[Data listing]
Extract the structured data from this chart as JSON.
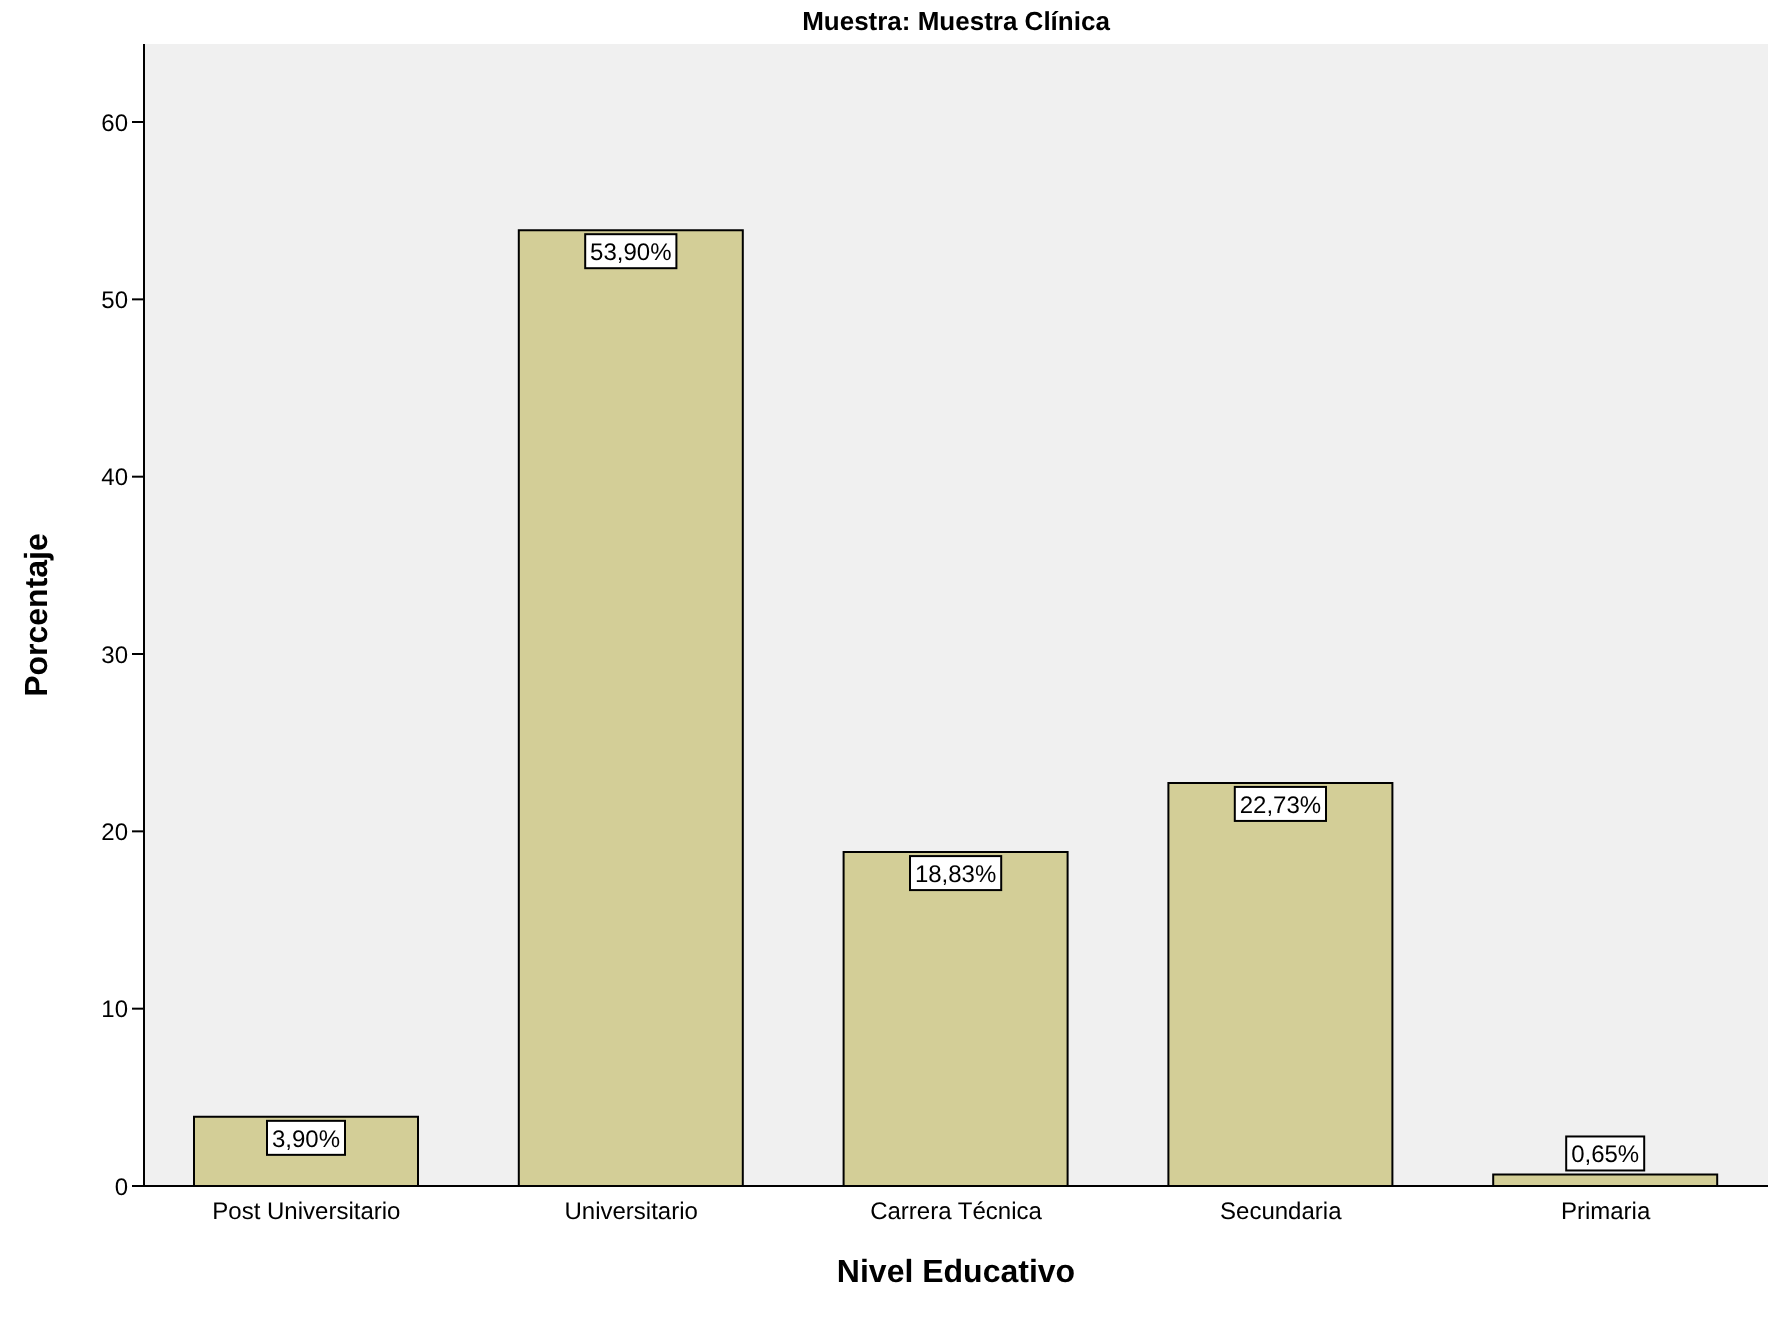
{
  "chart_data": {
    "type": "bar",
    "title": "Muestra: Muestra Clínica",
    "xlabel": "Nivel Educativo",
    "ylabel": "Porcentaje",
    "categories": [
      "Post Universitario",
      "Universitario",
      "Carrera Técnica",
      "Secundaria",
      "Primaria"
    ],
    "values": [
      3.9,
      53.9,
      18.83,
      22.73,
      0.65
    ],
    "value_labels": [
      "3,90%",
      "53,90%",
      "18,83%",
      "22,73%",
      "0,65%"
    ],
    "color": "#d3ce97",
    "ylim": [
      0,
      64.4
    ],
    "yticks": [
      0,
      10,
      20,
      30,
      40,
      50,
      60
    ],
    "grid": false
  }
}
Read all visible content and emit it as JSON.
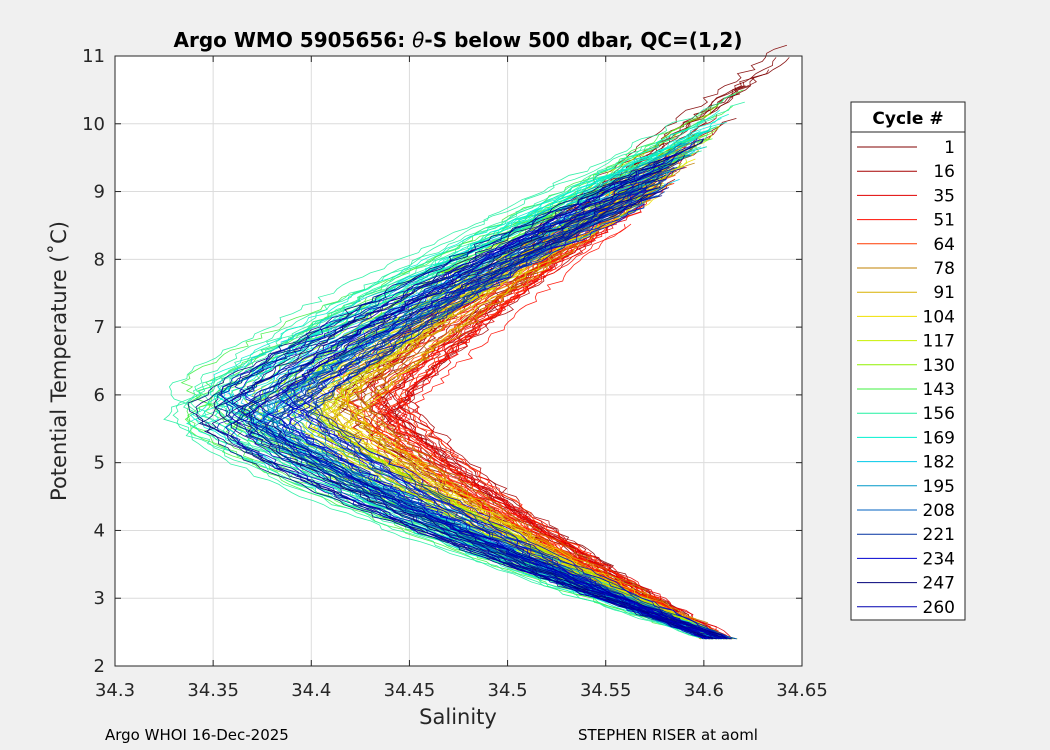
{
  "chart_data": {
    "type": "line",
    "title_prefix": "Argo WMO 5905656: ",
    "title_theta": "θ",
    "title_suffix": "-S below 500 dbar,  QC=(1,2)",
    "xlabel": "Salinity",
    "ylabel": "Potential Temperature (˚C)",
    "xlim": [
      34.3,
      34.65
    ],
    "ylim": [
      2,
      11
    ],
    "xticks": [
      "34.3",
      "34.35",
      "34.4",
      "34.45",
      "34.5",
      "34.55",
      "34.6",
      "34.65"
    ],
    "yticks": [
      "2",
      "3",
      "4",
      "5",
      "6",
      "7",
      "8",
      "9",
      "10",
      "11"
    ],
    "grid": true,
    "legend_title": "Cycle #",
    "legend_position": "outside-right",
    "series": [
      {
        "name": "1",
        "color": "#800000",
        "min_salinity": 34.42,
        "max_salinity": 34.63
      },
      {
        "name": "16",
        "color": "#a50000",
        "min_salinity": 34.425,
        "max_salinity": 34.6
      },
      {
        "name": "35",
        "color": "#e00000",
        "min_salinity": 34.43,
        "max_salinity": 34.58
      },
      {
        "name": "51",
        "color": "#ff0d00",
        "min_salinity": 34.425,
        "max_salinity": 34.575
      },
      {
        "name": "64",
        "color": "#ff3a00",
        "min_salinity": 34.42,
        "max_salinity": 34.58
      },
      {
        "name": "78",
        "color": "#c08000",
        "min_salinity": 34.41,
        "max_salinity": 34.59
      },
      {
        "name": "91",
        "color": "#d8b000",
        "min_salinity": 34.405,
        "max_salinity": 34.585
      },
      {
        "name": "104",
        "color": "#f0e000",
        "min_salinity": 34.4,
        "max_salinity": 34.58
      },
      {
        "name": "117",
        "color": "#c8f000",
        "min_salinity": 34.39,
        "max_salinity": 34.59
      },
      {
        "name": "130",
        "color": "#90f000",
        "min_salinity": 34.37,
        "max_salinity": 34.6
      },
      {
        "name": "143",
        "color": "#40f040",
        "min_salinity": 34.34,
        "max_salinity": 34.605
      },
      {
        "name": "156",
        "color": "#20f0a0",
        "min_salinity": 34.335,
        "max_salinity": 34.61
      },
      {
        "name": "169",
        "color": "#00f0d0",
        "min_salinity": 34.345,
        "max_salinity": 34.6
      },
      {
        "name": "182",
        "color": "#00c8e8",
        "min_salinity": 34.36,
        "max_salinity": 34.59
      },
      {
        "name": "195",
        "color": "#0098c8",
        "min_salinity": 34.37,
        "max_salinity": 34.585
      },
      {
        "name": "208",
        "color": "#0060c0",
        "min_salinity": 34.375,
        "max_salinity": 34.58
      },
      {
        "name": "221",
        "color": "#0030a0",
        "min_salinity": 34.38,
        "max_salinity": 34.575
      },
      {
        "name": "234",
        "color": "#0000d0",
        "min_salinity": 34.37,
        "max_salinity": 34.58
      },
      {
        "name": "247",
        "color": "#00007a",
        "min_salinity": 34.345,
        "max_salinity": 34.59
      },
      {
        "name": "260",
        "color": "#0000b0",
        "min_salinity": 34.36,
        "max_salinity": 34.585
      }
    ]
  },
  "footer": {
    "left": "Argo WHOI 16-Dec-2025",
    "right": "STEPHEN RISER at aoml"
  }
}
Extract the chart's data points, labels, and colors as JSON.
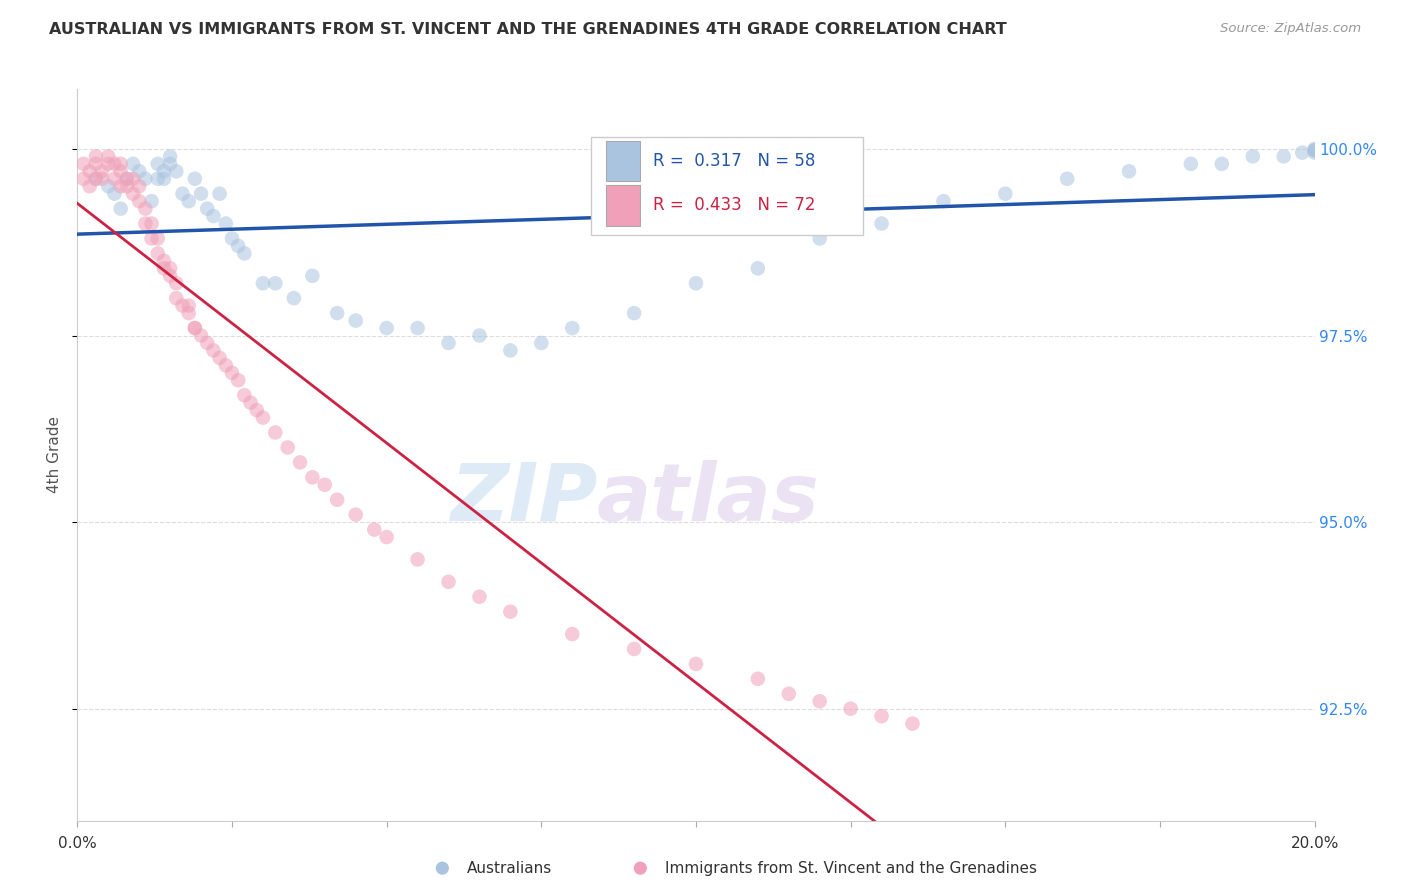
{
  "title": "AUSTRALIAN VS IMMIGRANTS FROM ST. VINCENT AND THE GRENADINES 4TH GRADE CORRELATION CHART",
  "source": "Source: ZipAtlas.com",
  "ylabel": "4th Grade",
  "ytick_labels": [
    "100.0%",
    "97.5%",
    "95.0%",
    "92.5%"
  ],
  "ytick_values": [
    1.0,
    0.975,
    0.95,
    0.925
  ],
  "xlim": [
    0.0,
    0.2
  ],
  "ylim": [
    0.91,
    1.008
  ],
  "r_blue": "0.317",
  "n_blue": "58",
  "r_pink": "0.433",
  "n_pink": "72",
  "legend_label_blue": "Australians",
  "legend_label_pink": "Immigrants from St. Vincent and the Grenadines",
  "blue_color": "#aac4e0",
  "blue_line_color": "#2255aa",
  "pink_color": "#f0a0b8",
  "pink_line_color": "#cc2244",
  "dot_size": 110,
  "dot_alpha": 0.55,
  "watermark_zip": "ZIP",
  "watermark_atlas": "atlas",
  "blue_scatter_x": [
    0.003,
    0.005,
    0.006,
    0.007,
    0.008,
    0.009,
    0.01,
    0.011,
    0.012,
    0.013,
    0.013,
    0.014,
    0.014,
    0.015,
    0.015,
    0.016,
    0.017,
    0.018,
    0.019,
    0.02,
    0.021,
    0.022,
    0.023,
    0.024,
    0.025,
    0.026,
    0.027,
    0.03,
    0.032,
    0.035,
    0.038,
    0.042,
    0.045,
    0.05,
    0.055,
    0.06,
    0.065,
    0.07,
    0.075,
    0.08,
    0.09,
    0.1,
    0.11,
    0.12,
    0.13,
    0.14,
    0.15,
    0.16,
    0.17,
    0.18,
    0.185,
    0.19,
    0.195,
    0.198,
    0.2,
    0.2,
    0.2,
    0.2
  ],
  "blue_scatter_y": [
    0.996,
    0.995,
    0.994,
    0.992,
    0.996,
    0.998,
    0.997,
    0.996,
    0.993,
    0.998,
    0.996,
    0.996,
    0.997,
    0.999,
    0.998,
    0.997,
    0.994,
    0.993,
    0.996,
    0.994,
    0.992,
    0.991,
    0.994,
    0.99,
    0.988,
    0.987,
    0.986,
    0.982,
    0.982,
    0.98,
    0.983,
    0.978,
    0.977,
    0.976,
    0.976,
    0.974,
    0.975,
    0.973,
    0.974,
    0.976,
    0.978,
    0.982,
    0.984,
    0.988,
    0.99,
    0.993,
    0.994,
    0.996,
    0.997,
    0.998,
    0.998,
    0.999,
    0.999,
    0.9995,
    0.9995,
    0.9998,
    0.9998,
    1.0
  ],
  "pink_scatter_x": [
    0.001,
    0.001,
    0.002,
    0.002,
    0.003,
    0.003,
    0.003,
    0.004,
    0.004,
    0.005,
    0.005,
    0.006,
    0.006,
    0.007,
    0.007,
    0.007,
    0.008,
    0.008,
    0.009,
    0.009,
    0.01,
    0.01,
    0.011,
    0.011,
    0.012,
    0.012,
    0.013,
    0.013,
    0.014,
    0.014,
    0.015,
    0.015,
    0.016,
    0.016,
    0.017,
    0.018,
    0.018,
    0.019,
    0.019,
    0.02,
    0.021,
    0.022,
    0.023,
    0.024,
    0.025,
    0.026,
    0.027,
    0.028,
    0.029,
    0.03,
    0.032,
    0.034,
    0.036,
    0.038,
    0.04,
    0.042,
    0.045,
    0.048,
    0.05,
    0.055,
    0.06,
    0.065,
    0.07,
    0.08,
    0.09,
    0.1,
    0.11,
    0.115,
    0.12,
    0.125,
    0.13,
    0.135
  ],
  "pink_scatter_y": [
    0.998,
    0.996,
    0.997,
    0.995,
    0.999,
    0.998,
    0.996,
    0.997,
    0.996,
    0.999,
    0.998,
    0.998,
    0.996,
    0.998,
    0.997,
    0.995,
    0.996,
    0.995,
    0.996,
    0.994,
    0.995,
    0.993,
    0.992,
    0.99,
    0.99,
    0.988,
    0.988,
    0.986,
    0.985,
    0.984,
    0.984,
    0.983,
    0.982,
    0.98,
    0.979,
    0.979,
    0.978,
    0.976,
    0.976,
    0.975,
    0.974,
    0.973,
    0.972,
    0.971,
    0.97,
    0.969,
    0.967,
    0.966,
    0.965,
    0.964,
    0.962,
    0.96,
    0.958,
    0.956,
    0.955,
    0.953,
    0.951,
    0.949,
    0.948,
    0.945,
    0.942,
    0.94,
    0.938,
    0.935,
    0.933,
    0.931,
    0.929,
    0.927,
    0.926,
    0.925,
    0.924,
    0.923
  ]
}
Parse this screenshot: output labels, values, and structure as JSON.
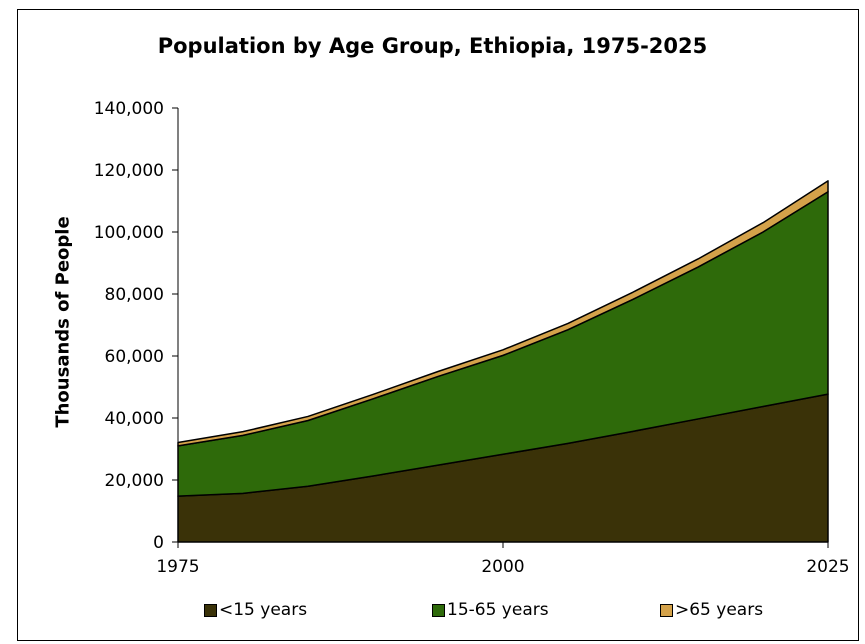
{
  "chart_data": {
    "type": "area",
    "stacked": true,
    "title": "Population by Age Group, Ethiopia, 1975-2025",
    "xlabel": "",
    "ylabel": "Thousands of People",
    "x": [
      1975,
      1980,
      1985,
      1990,
      1995,
      2000,
      2005,
      2010,
      2015,
      2020,
      2025
    ],
    "xticks": [
      "1975",
      "2000",
      "2025"
    ],
    "ylim": [
      0,
      140000
    ],
    "yticks": [
      "0",
      "20,000",
      "40,000",
      "60,000",
      "80,000",
      "100,000",
      "120,000",
      "140,000"
    ],
    "series": [
      {
        "name": "<15 years",
        "color": "#3a3208",
        "values": [
          14800,
          15700,
          18000,
          21300,
          24800,
          28300,
          31800,
          35700,
          39700,
          43700,
          47700
        ]
      },
      {
        "name": "15-65 years",
        "color": "#2e6a0a",
        "values": [
          16200,
          18700,
          21200,
          24900,
          28600,
          31900,
          36700,
          42600,
          49000,
          56300,
          65300
        ]
      },
      {
        "name": ">65 years",
        "color": "#d4a24a",
        "values": [
          1100,
          1200,
          1300,
          1400,
          1600,
          1800,
          2000,
          2300,
          2600,
          3000,
          3500
        ]
      }
    ],
    "grid": false,
    "legend_position": "bottom"
  }
}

Instruction - Report how many lines in the records above contain the word "xlabel", giving only the number.

Full answer - 3